## Begin

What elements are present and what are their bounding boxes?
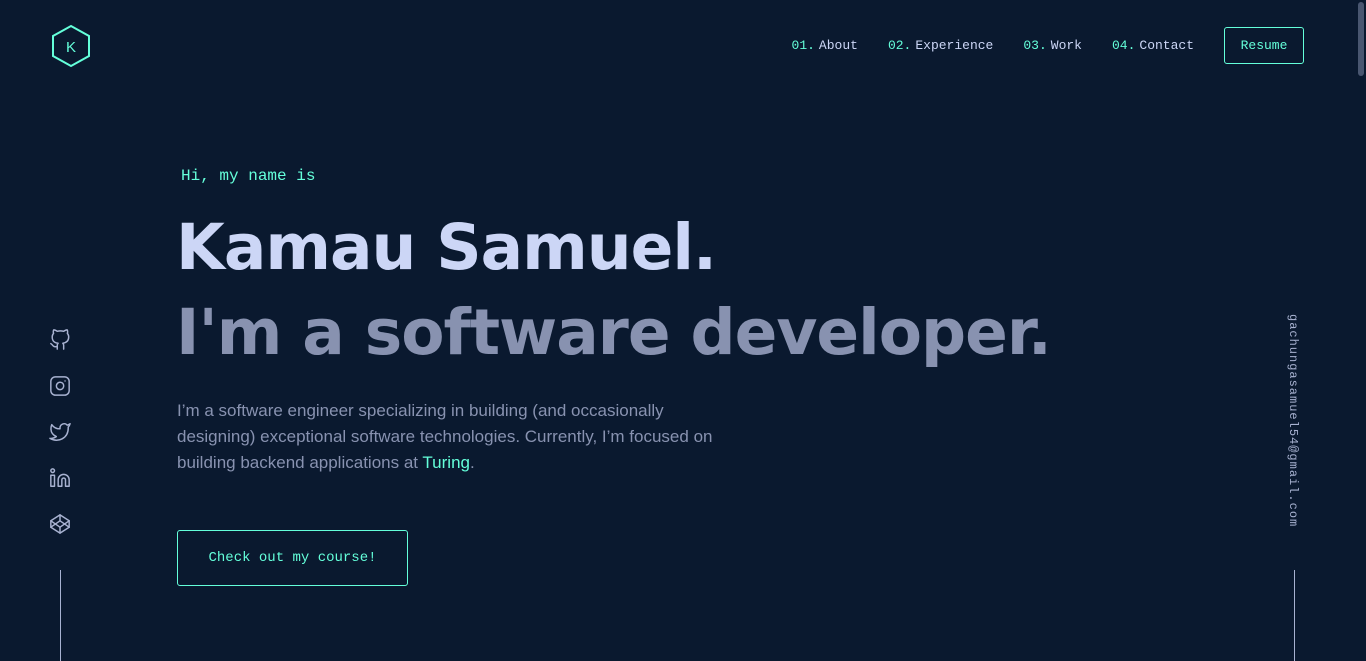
intro-end: . xyxy=(469,453,475,472)
hero-greeting: Hi, my name is xyxy=(181,167,316,185)
hero-tagline: I'm a software developer. xyxy=(176,296,1052,369)
nav-label: Work xyxy=(1050,38,1082,53)
nav-number: 01. xyxy=(791,38,815,53)
course-button[interactable]: Check out my course! xyxy=(177,530,408,586)
nav-item-work[interactable]: 03. Work xyxy=(1023,38,1082,53)
nav-label: Contact xyxy=(1139,38,1194,53)
social-sidebar xyxy=(48,328,72,559)
twitter-icon[interactable] xyxy=(48,421,72,445)
nav-number: 04. xyxy=(1111,38,1136,53)
scrollbar[interactable] xyxy=(1356,0,1366,661)
hero-name: Kamau Samuel. xyxy=(176,211,717,284)
linkedin-icon[interactable] xyxy=(48,467,72,491)
resume-button[interactable]: Resume xyxy=(1224,27,1304,64)
main-nav: 01. About 02. Experience 03. Work 04. Contac… xyxy=(792,27,1304,64)
instagram-icon[interactable] xyxy=(48,375,72,399)
turing-link[interactable]: Turing xyxy=(422,453,470,472)
logo[interactable]: K xyxy=(50,24,92,68)
email-link[interactable]: gachungasamuel54@gmail.com xyxy=(1286,314,1300,527)
nav-label: About xyxy=(818,38,858,53)
logo-letter: K xyxy=(66,39,76,56)
nav-number: 02. xyxy=(887,38,912,53)
codepen-icon[interactable] xyxy=(48,513,72,537)
nav-item-contact[interactable]: 04. Contact xyxy=(1112,38,1194,53)
nav-item-experience[interactable]: 02. Experience xyxy=(888,38,993,53)
github-icon[interactable] xyxy=(48,329,72,353)
email-divider-line xyxy=(1294,570,1295,661)
social-divider-line xyxy=(60,570,61,661)
nav-number: 03. xyxy=(1023,38,1047,53)
nav-item-about[interactable]: 01. About xyxy=(792,38,858,53)
hexagon-logo-icon: K xyxy=(52,24,90,68)
scrollbar-thumb[interactable] xyxy=(1358,2,1364,76)
nav-label: Experience xyxy=(915,38,994,53)
hero-intro: I’m a software engineer specializing in … xyxy=(177,398,717,476)
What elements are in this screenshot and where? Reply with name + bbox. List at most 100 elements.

## End

Pick out every line of the material above that contains the string "scrollbar". Case counts.

#### [COMPLETE ANSWER]
scrollbar[interactable] xyxy=(1356,0,1366,661)
scrollbar-thumb[interactable] xyxy=(1358,2,1364,76)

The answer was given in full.